§ TASK TO CARRY OUT: Copy the lines of the material that start at the line containing "concentrate-feed-label: Concentrate Feed" and end at the line containing "hopper-outline <box>430 60 740 138</box>", including both of those lines.

· · · · ·

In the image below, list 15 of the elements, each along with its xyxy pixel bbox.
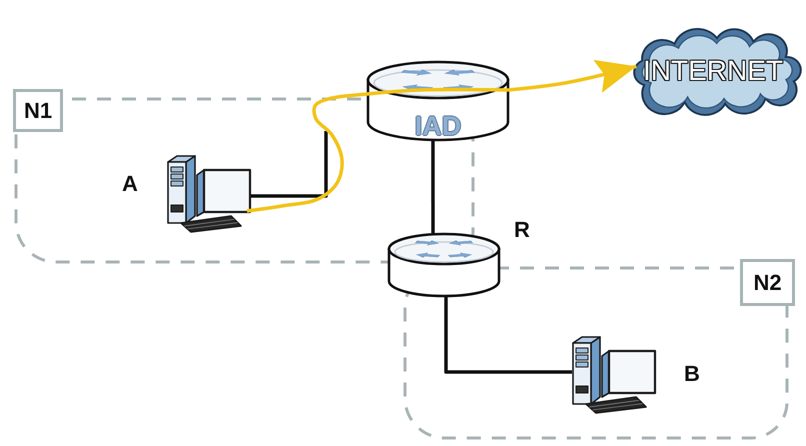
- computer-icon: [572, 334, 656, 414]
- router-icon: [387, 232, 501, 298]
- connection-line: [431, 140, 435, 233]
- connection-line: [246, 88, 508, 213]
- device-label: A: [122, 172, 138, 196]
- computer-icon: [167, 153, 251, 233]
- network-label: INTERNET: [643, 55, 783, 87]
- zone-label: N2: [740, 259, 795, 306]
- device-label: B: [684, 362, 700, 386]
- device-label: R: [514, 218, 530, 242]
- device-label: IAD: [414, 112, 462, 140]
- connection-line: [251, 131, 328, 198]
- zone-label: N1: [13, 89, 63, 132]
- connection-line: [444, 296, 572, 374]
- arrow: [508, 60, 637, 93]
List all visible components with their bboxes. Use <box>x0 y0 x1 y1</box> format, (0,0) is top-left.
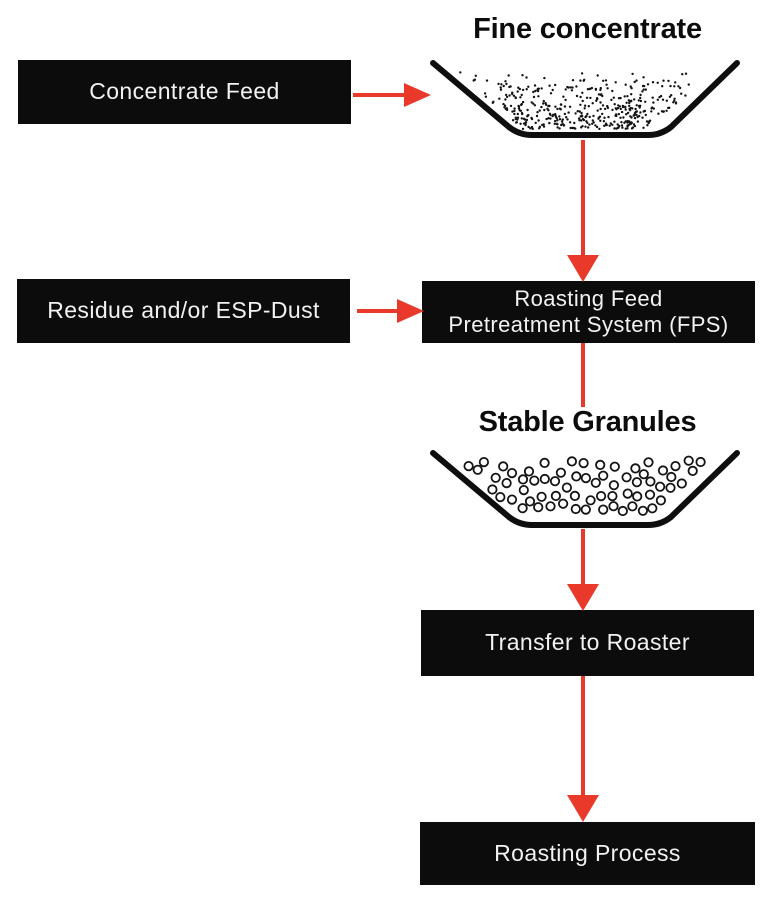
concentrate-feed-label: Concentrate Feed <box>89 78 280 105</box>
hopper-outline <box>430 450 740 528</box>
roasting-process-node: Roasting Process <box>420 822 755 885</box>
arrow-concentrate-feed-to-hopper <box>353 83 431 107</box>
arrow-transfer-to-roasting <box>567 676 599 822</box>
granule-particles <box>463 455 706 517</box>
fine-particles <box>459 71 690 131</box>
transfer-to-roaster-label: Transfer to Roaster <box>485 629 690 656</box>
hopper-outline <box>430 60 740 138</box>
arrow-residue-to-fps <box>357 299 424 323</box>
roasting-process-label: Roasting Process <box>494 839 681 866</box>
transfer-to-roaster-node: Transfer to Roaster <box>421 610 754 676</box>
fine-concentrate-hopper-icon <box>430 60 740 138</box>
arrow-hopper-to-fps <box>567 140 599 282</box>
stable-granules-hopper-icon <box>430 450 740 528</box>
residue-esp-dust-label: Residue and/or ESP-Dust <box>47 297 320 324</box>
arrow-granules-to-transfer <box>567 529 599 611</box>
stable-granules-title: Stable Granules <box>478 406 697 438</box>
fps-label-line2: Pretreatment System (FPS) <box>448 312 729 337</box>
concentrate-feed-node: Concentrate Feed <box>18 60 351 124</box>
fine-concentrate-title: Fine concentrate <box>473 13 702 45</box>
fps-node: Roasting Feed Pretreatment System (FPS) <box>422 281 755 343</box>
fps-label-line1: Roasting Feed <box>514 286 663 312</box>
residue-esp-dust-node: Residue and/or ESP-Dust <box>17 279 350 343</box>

· · · · ·

§ FINISHED TASK:
concentrate-feed-label: Concentrate Feed <box>89 78 280 105</box>
hopper-outline <box>430 450 740 528</box>
roasting-process-node: Roasting Process <box>420 822 755 885</box>
arrow-concentrate-feed-to-hopper <box>353 83 431 107</box>
arrow-transfer-to-roasting <box>567 676 599 822</box>
granule-particles <box>463 455 706 517</box>
fine-particles <box>459 71 690 131</box>
transfer-to-roaster-label: Transfer to Roaster <box>485 629 690 656</box>
hopper-outline <box>430 60 740 138</box>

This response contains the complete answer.